◆ WRITTEN PROBLEM ◆
Look through the lines below and extract any with the word "diamond".

◆ Saved data entries ◆
☆ ☆ ☆ ☆ ☆

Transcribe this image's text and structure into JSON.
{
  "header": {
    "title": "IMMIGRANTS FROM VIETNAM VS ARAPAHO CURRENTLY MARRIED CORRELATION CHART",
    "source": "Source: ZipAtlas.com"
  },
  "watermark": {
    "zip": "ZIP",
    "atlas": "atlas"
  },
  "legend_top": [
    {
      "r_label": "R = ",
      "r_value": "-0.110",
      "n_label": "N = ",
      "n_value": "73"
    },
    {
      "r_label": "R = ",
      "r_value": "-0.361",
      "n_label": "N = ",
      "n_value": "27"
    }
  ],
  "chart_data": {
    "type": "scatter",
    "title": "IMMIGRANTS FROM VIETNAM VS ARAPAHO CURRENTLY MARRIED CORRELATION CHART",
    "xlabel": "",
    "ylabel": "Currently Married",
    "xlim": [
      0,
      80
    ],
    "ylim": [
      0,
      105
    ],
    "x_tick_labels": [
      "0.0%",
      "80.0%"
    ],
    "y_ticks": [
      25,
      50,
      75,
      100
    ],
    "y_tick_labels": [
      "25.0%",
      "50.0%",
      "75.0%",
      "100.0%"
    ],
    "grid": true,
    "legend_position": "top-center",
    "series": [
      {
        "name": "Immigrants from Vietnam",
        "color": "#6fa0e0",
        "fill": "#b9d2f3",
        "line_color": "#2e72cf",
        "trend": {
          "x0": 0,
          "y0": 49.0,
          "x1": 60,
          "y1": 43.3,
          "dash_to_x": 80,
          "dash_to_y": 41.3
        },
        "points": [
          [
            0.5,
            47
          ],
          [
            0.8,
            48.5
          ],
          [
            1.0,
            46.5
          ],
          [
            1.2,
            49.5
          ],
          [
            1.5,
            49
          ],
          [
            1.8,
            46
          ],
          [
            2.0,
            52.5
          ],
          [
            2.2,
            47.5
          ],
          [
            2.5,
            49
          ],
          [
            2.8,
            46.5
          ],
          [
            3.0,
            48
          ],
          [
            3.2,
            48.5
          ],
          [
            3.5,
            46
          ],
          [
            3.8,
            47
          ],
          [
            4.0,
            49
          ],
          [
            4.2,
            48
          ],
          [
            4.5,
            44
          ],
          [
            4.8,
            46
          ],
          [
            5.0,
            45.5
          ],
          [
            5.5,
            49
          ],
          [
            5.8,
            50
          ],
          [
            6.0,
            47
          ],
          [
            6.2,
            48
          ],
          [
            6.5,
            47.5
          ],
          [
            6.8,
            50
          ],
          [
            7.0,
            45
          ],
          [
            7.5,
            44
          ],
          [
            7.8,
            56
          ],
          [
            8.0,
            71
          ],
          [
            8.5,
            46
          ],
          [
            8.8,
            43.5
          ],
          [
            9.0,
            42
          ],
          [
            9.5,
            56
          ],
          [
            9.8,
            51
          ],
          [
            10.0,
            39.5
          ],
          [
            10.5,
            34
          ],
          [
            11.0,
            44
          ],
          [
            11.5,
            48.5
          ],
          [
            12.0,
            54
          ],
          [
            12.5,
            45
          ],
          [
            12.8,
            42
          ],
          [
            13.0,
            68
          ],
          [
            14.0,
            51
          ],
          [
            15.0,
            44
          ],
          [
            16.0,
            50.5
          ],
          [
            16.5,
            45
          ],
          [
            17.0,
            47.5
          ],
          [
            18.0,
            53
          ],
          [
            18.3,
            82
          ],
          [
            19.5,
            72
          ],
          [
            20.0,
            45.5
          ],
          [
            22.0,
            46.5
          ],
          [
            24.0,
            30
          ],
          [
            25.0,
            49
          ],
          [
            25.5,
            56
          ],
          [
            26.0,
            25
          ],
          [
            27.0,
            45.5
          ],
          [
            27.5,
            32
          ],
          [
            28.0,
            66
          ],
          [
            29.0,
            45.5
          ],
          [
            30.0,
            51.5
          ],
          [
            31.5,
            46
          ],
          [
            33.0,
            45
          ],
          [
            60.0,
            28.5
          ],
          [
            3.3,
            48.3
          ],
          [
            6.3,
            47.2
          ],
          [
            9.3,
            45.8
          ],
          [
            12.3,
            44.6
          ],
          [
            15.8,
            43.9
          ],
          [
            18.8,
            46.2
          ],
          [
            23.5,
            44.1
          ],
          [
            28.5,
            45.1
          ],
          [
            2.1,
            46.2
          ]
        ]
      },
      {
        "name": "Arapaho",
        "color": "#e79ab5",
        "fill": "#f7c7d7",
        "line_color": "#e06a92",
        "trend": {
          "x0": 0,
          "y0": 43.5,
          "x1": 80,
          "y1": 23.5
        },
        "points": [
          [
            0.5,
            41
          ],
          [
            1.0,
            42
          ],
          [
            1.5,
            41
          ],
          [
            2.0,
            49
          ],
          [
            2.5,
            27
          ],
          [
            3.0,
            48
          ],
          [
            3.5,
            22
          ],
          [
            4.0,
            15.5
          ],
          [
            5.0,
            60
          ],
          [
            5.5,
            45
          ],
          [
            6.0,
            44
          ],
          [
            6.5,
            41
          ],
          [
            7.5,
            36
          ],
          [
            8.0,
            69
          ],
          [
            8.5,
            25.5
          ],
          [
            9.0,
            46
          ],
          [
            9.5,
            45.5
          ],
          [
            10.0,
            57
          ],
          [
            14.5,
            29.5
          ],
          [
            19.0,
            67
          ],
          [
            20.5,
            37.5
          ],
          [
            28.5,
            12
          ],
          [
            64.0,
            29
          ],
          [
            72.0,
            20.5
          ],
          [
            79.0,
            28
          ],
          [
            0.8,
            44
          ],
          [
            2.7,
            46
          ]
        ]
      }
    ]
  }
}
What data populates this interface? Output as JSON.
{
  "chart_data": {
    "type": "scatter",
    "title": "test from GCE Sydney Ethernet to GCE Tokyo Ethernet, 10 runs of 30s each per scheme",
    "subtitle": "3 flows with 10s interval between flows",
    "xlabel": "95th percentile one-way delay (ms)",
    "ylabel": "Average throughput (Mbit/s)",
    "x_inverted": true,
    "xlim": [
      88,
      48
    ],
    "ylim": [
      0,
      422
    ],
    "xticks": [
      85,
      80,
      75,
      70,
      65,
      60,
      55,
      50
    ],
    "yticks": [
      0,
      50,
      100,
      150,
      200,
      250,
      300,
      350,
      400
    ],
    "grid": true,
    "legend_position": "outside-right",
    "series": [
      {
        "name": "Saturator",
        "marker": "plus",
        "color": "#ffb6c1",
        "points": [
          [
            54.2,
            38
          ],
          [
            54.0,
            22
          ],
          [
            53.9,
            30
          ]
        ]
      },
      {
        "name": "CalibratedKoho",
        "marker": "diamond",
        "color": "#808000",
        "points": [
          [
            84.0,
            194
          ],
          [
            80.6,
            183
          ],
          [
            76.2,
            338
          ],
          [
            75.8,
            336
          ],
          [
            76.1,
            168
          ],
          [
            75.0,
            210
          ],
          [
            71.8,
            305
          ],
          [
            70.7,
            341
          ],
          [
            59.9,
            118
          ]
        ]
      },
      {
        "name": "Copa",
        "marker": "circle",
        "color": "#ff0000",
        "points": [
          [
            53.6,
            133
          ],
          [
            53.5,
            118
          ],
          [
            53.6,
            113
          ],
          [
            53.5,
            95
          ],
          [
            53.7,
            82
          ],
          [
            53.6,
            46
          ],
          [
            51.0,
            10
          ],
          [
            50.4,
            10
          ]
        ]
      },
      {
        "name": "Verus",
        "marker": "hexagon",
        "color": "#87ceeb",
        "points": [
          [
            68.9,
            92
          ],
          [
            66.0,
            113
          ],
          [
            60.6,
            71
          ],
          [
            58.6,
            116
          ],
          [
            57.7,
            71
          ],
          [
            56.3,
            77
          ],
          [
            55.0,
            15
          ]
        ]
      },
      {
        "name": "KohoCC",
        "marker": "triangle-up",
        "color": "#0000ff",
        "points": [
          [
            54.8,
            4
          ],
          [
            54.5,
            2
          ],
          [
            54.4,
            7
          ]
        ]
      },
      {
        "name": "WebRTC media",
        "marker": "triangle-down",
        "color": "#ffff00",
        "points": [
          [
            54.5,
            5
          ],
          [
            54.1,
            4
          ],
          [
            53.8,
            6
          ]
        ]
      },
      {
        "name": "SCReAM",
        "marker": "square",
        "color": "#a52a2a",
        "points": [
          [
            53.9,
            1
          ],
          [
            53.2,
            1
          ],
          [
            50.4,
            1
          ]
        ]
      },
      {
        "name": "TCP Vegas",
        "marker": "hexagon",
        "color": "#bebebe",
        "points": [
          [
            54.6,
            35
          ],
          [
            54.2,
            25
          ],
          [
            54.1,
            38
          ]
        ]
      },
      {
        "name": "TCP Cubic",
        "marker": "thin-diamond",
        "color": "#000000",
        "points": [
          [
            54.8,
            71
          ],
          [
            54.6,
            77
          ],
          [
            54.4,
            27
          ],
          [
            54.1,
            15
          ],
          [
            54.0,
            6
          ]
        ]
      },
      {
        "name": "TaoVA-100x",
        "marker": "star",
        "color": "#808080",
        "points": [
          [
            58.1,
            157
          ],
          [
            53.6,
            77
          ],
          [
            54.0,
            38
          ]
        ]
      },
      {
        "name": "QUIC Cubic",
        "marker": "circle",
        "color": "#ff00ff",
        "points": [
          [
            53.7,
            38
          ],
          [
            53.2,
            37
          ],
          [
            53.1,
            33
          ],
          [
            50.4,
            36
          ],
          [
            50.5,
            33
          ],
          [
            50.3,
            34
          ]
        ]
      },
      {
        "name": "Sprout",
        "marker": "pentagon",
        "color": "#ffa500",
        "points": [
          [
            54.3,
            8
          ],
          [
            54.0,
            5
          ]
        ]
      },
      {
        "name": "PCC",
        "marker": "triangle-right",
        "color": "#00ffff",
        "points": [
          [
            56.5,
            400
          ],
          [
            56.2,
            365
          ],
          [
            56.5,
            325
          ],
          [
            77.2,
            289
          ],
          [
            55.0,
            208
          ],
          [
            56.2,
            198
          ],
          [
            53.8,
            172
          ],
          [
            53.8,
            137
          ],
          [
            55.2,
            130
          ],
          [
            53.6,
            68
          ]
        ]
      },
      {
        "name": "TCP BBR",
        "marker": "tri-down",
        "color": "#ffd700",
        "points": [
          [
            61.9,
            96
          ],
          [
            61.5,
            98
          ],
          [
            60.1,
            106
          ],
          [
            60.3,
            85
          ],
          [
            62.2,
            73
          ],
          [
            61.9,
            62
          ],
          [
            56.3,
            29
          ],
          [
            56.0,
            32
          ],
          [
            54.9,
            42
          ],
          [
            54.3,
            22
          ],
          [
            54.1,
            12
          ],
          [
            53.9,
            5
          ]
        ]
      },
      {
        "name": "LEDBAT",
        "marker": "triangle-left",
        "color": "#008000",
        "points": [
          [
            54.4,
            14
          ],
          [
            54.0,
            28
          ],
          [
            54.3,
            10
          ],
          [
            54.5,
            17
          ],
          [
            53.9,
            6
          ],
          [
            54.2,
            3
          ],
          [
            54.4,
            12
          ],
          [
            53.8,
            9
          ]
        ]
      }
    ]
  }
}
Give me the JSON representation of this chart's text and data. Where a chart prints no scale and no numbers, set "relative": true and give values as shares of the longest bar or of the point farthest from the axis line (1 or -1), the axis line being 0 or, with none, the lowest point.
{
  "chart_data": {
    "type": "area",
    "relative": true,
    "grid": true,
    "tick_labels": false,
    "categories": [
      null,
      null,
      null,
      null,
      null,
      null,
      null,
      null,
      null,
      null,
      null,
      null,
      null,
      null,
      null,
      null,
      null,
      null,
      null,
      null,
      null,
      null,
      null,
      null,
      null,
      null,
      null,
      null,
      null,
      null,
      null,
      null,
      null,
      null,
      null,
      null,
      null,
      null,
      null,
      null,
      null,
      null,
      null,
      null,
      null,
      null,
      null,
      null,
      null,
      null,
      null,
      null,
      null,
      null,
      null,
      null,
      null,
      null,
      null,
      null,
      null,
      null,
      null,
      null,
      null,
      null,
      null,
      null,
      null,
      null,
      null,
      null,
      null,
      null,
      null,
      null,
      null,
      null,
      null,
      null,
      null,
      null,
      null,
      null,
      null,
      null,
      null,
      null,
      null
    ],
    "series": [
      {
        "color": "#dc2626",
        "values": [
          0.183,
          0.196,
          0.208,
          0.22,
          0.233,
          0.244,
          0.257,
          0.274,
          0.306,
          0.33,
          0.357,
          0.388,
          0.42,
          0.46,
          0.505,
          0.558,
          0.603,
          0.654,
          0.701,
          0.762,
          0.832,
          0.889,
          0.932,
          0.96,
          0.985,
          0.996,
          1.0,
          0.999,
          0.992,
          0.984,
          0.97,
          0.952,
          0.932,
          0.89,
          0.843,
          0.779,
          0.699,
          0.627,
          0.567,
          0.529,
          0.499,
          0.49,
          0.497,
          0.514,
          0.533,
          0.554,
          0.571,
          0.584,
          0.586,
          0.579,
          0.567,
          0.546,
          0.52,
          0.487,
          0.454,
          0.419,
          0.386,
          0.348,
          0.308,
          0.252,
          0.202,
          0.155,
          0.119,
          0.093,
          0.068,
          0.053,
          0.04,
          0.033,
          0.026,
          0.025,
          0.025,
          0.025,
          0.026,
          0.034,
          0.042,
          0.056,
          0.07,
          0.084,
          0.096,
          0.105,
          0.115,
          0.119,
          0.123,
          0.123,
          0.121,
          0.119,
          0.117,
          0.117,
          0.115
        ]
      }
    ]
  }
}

☆ ☆ ☆ ☆ ☆

◆ REPLY TO THE EXERCISE ◆
        "marker": "diamond",
        "marker": "thin-diamond",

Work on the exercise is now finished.